--- MATERIAL SUPPLIED ---
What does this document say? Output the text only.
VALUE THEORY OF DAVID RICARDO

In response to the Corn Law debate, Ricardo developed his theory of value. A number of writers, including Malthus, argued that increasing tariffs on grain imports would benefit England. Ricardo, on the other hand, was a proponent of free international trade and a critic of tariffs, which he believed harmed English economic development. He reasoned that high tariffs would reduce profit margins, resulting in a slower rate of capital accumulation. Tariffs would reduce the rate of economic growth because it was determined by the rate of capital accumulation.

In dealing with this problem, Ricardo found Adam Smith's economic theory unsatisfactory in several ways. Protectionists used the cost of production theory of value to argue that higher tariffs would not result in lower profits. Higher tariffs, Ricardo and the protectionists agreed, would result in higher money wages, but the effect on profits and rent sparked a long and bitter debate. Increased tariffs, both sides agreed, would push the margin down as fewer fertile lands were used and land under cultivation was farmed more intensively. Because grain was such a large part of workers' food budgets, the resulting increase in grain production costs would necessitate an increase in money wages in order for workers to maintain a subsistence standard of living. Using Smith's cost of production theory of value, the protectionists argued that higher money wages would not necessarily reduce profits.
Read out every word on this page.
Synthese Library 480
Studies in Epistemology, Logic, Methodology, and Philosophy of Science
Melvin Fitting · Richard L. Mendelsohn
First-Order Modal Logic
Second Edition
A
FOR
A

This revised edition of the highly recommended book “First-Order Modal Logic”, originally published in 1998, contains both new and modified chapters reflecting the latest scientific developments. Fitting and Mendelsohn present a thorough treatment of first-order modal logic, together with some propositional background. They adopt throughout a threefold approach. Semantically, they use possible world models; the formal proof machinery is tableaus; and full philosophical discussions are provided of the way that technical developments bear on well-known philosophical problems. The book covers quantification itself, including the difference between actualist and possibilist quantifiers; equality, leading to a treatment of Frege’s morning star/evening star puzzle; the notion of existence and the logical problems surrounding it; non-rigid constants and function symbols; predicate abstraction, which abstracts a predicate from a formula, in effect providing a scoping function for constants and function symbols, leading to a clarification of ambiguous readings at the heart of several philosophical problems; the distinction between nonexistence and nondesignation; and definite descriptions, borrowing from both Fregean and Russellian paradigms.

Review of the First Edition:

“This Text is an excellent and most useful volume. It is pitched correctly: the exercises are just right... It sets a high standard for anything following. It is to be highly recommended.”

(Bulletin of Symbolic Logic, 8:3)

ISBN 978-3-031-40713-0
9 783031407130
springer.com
---
Find each line in the records holding the string "First" and show it.

First-Order Modal Logic
This revised edition of the highly recommended book “First-Order Modal Logic”, originally published in 1998, contains both new and modified chapters reflecting the latest scientific developments. Fitting and Mendelsohn present a thorough treatment of first-order modal logic, together with some propositional background. They adopt throughout a threefold approach. Semantically, they use possible world models; the formal proof machinery is tableaus; and full philosophical discussions are provided of the way that technical developments bear on well-known philosophical problems. The book covers quantification itself, including the difference between actualist and possibilist quantifiers; equality, leading to a treatment of Frege’s morning star/evening star puzzle; the notion of existence and the logical problems surrounding it; non-rigid constants and function symbols; predicate abstraction, which abstracts a predicate from a formula, in effect providing a scoping function for constants and function symbols, leading to a clarification of ambiguous readings at the heart of several philosophical problems; the distinction between nonexistence and nondesignation; and definite descriptions, borrowing from both Fregean and Russellian paradigms.
Review of the First Edition:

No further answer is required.